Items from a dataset
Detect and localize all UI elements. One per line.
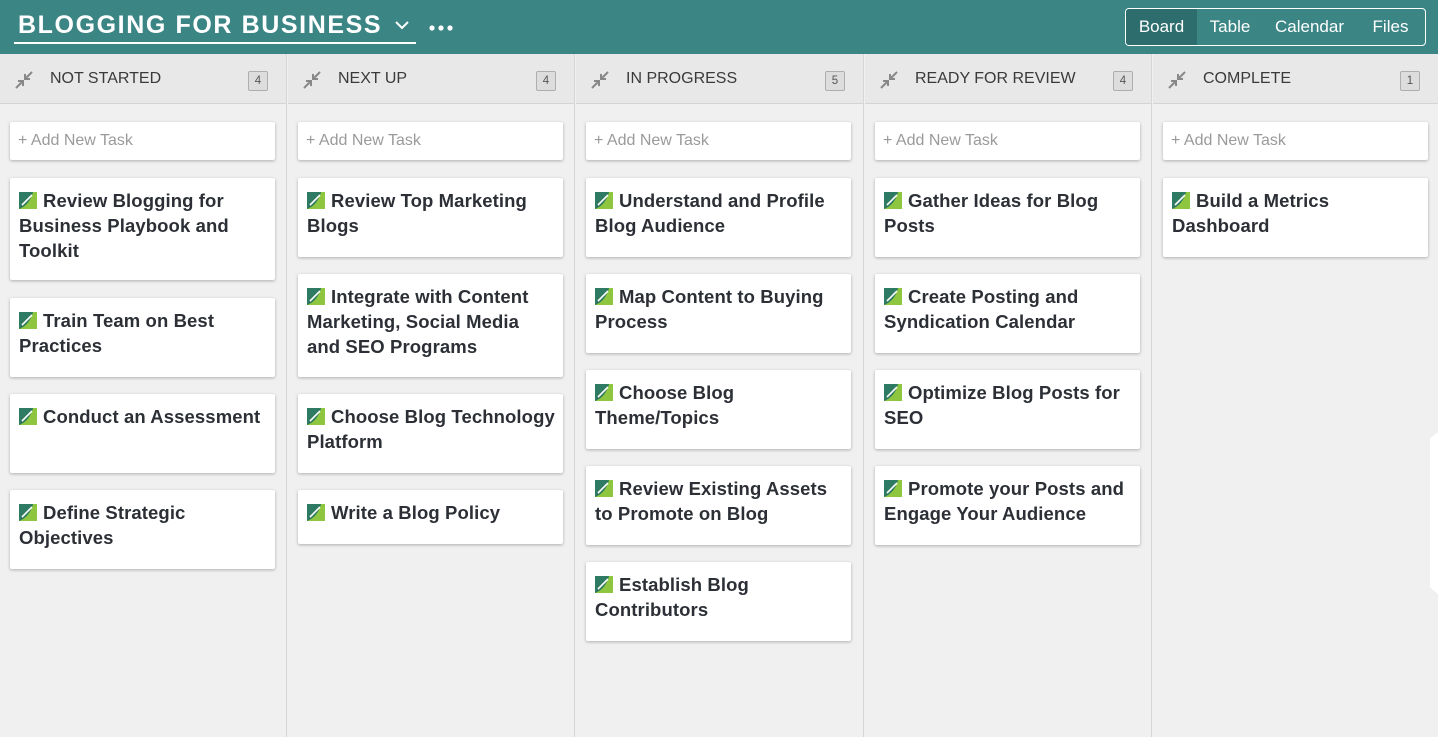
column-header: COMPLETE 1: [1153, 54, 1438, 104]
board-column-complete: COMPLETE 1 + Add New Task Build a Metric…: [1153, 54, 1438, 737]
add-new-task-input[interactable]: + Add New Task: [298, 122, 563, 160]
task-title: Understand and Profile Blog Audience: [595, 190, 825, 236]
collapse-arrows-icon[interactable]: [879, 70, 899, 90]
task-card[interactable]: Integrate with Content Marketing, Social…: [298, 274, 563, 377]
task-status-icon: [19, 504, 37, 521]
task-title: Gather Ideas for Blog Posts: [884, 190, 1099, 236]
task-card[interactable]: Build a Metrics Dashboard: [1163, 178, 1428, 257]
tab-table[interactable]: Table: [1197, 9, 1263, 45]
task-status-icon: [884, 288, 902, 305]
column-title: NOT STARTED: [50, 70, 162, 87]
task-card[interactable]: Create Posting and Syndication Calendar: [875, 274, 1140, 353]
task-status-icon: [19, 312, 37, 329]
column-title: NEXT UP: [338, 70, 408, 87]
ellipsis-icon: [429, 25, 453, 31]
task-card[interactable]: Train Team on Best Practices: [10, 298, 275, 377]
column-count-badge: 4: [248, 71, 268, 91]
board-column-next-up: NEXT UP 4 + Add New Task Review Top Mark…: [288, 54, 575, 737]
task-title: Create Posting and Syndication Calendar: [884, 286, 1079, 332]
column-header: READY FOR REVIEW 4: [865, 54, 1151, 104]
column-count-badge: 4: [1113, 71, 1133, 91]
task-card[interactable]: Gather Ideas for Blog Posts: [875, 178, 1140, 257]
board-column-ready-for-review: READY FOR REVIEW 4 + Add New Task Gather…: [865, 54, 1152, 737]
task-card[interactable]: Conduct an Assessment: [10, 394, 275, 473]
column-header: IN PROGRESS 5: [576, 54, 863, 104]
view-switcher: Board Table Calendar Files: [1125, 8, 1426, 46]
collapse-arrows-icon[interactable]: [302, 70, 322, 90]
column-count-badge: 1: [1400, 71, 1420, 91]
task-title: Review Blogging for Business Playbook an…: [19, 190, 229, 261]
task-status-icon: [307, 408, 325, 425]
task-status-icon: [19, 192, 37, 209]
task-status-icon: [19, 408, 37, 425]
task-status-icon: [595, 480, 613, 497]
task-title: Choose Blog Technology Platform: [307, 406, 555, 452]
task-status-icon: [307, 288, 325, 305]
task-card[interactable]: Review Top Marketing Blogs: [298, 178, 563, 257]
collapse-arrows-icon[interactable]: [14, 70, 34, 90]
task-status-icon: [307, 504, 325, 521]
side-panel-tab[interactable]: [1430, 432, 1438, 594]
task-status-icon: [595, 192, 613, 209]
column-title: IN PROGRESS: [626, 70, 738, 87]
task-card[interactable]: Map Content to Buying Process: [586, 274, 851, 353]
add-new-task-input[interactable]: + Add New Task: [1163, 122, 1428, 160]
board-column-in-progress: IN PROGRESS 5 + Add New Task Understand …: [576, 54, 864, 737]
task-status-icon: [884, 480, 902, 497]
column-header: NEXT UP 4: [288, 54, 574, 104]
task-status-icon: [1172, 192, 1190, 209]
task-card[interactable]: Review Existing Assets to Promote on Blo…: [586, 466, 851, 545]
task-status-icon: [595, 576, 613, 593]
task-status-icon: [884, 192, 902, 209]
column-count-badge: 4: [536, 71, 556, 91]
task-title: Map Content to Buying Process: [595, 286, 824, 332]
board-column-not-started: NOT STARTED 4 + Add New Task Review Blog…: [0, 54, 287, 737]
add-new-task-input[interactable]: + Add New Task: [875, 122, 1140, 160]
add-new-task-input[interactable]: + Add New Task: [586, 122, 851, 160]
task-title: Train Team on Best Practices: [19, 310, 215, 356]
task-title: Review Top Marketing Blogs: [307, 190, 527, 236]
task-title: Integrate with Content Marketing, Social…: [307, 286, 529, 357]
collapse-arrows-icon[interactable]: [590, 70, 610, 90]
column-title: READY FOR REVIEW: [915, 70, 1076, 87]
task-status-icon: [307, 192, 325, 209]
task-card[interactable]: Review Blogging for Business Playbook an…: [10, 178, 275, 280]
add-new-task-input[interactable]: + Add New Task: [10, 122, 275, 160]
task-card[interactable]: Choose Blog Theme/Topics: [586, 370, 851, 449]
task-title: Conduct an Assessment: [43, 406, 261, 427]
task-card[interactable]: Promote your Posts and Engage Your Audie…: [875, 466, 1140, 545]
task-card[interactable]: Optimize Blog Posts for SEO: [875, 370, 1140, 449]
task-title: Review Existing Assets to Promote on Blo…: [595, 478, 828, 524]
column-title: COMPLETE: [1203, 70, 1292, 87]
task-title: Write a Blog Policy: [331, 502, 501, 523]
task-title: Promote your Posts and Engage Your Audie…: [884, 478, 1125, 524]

* _Written exercise_:
Could you output every line of the records above verbatim, leaving the pictures out?

* _Result of this exercise_:
Detect and localize all UI elements. One per line.
column-header: COMPLETE 1: [1153, 54, 1438, 104]
board-column-complete: COMPLETE 1 + Add New Task Build a Metric…: [1153, 54, 1438, 737]
add-new-task-input[interactable]: + Add New Task: [298, 122, 563, 160]
task-title: Understand and Profile Blog Audience: [595, 190, 825, 236]
collapse-arrows-icon[interactable]: [879, 70, 899, 90]
task-card[interactable]: Integrate with Content Marketing, Social…: [298, 274, 563, 377]
task-status-icon: [19, 504, 37, 521]
task-title: Gather Ideas for Blog Posts: [884, 190, 1099, 236]
task-card[interactable]: Build a Metrics Dashboard: [1163, 178, 1428, 257]
tab-table[interactable]: Table: [1197, 9, 1263, 45]
task-status-icon: [884, 288, 902, 305]
column-title: NOT STARTED: [50, 70, 162, 87]
task-card[interactable]: Create Posting and Syndication Calendar: [875, 274, 1140, 353]
task-status-icon: [19, 312, 37, 329]
column-title: NEXT UP: [338, 70, 408, 87]
ellipsis-icon: [429, 25, 453, 31]
task-card[interactable]: Train Team on Best Practices: [10, 298, 275, 377]
column-count-badge: 4: [248, 71, 268, 91]
board-column-next-up: NEXT UP 4 + Add New Task Review Top Mark…: [288, 54, 575, 737]
task-title: Create Posting and Syndication Calendar: [884, 286, 1079, 332]
column-header: READY FOR REVIEW 4: [865, 54, 1151, 104]
column-count-badge: 4: [1113, 71, 1133, 91]
task-card[interactable]: Gather Ideas for Blog Posts: [875, 178, 1140, 257]
board-column-ready-for-review: READY FOR REVIEW 4 + Add New Task Gather…: [865, 54, 1152, 737]
task-card[interactable]: Conduct an Assessment: [10, 394, 275, 473]
column-header: IN PROGRESS 5: [576, 54, 863, 104]
view-switcher: Board Table Calendar Files: [1125, 8, 1426, 46]
collapse-arrows-icon[interactable]: [302, 70, 322, 90]
column-count-badge: 1: [1400, 71, 1420, 91]
task-title: Review Blogging for Business Playbook an…: [19, 190, 229, 261]
task-status-icon: [307, 408, 325, 425]
task-status-icon: [19, 192, 37, 209]
task-status-icon: [19, 408, 37, 425]
task-status-icon: [595, 480, 613, 497]
task-title: Choose Blog Technology Platform: [307, 406, 555, 452]
task-status-icon: [307, 288, 325, 305]
task-card[interactable]: Review Top Marketing Blogs: [298, 178, 563, 257]
collapse-arrows-icon[interactable]: [14, 70, 34, 90]
task-status-icon: [307, 504, 325, 521]
side-panel-tab[interactable]: [1430, 432, 1438, 594]
task-status-icon: [595, 192, 613, 209]
column-title: IN PROGRESS: [626, 70, 738, 87]
task-card[interactable]: Map Content to Buying Process: [586, 274, 851, 353]
add-new-task-input[interactable]: + Add New Task: [1163, 122, 1428, 160]
board-column-in-progress: IN PROGRESS 5 + Add New Task Understand …: [576, 54, 864, 737]
task-status-icon: [884, 480, 902, 497]
column-header: NEXT UP 4: [288, 54, 574, 104]
task-status-icon: [1172, 192, 1190, 209]
task-card[interactable]: Review Existing Assets to Promote on Blo…: [586, 466, 851, 545]
task-status-icon: [595, 576, 613, 593]
task-status-icon: [884, 192, 902, 209]
column-count-badge: 4: [536, 71, 556, 91]
task-title: Map Content to Buying Process: [595, 286, 824, 332]
board-column-not-started: NOT STARTED 4 + Add New Task Review Blog…: [0, 54, 287, 737]
add-new-task-input[interactable]: + Add New Task: [875, 122, 1140, 160]
add-new-task-input[interactable]: + Add New Task: [586, 122, 851, 160]
task-title: Train Team on Best Practices: [19, 310, 215, 356]
task-title: Review Top Marketing Blogs: [307, 190, 527, 236]
task-title: Integrate with Content Marketing, Social…: [307, 286, 529, 357]
collapse-arrows-icon[interactable]: [590, 70, 610, 90]
column-title: READY FOR REVIEW: [915, 70, 1076, 87]
task-status-icon: [307, 192, 325, 209]
task-card[interactable]: Review Blogging for Business Playbook an…: [10, 178, 275, 280]
add-new-task-input[interactable]: + Add New Task: [10, 122, 275, 160]
task-card[interactable]: Choose Blog Theme/Topics: [586, 370, 851, 449]
task-title: Conduct an Assessment: [43, 406, 261, 427]
task-card[interactable]: Promote your Posts and Engage Your Audie…: [875, 466, 1140, 545]
task-card[interactable]: Optimize Blog Posts for SEO: [875, 370, 1140, 449]
task-title: Review Existing Assets to Promote on Blo…: [595, 478, 828, 524]
column-title: COMPLETE: [1203, 70, 1292, 87]
task-title: Write a Blog Policy: [331, 502, 501, 523]
task-title: Promote your Posts and Engage Your Audie…: [884, 478, 1125, 524]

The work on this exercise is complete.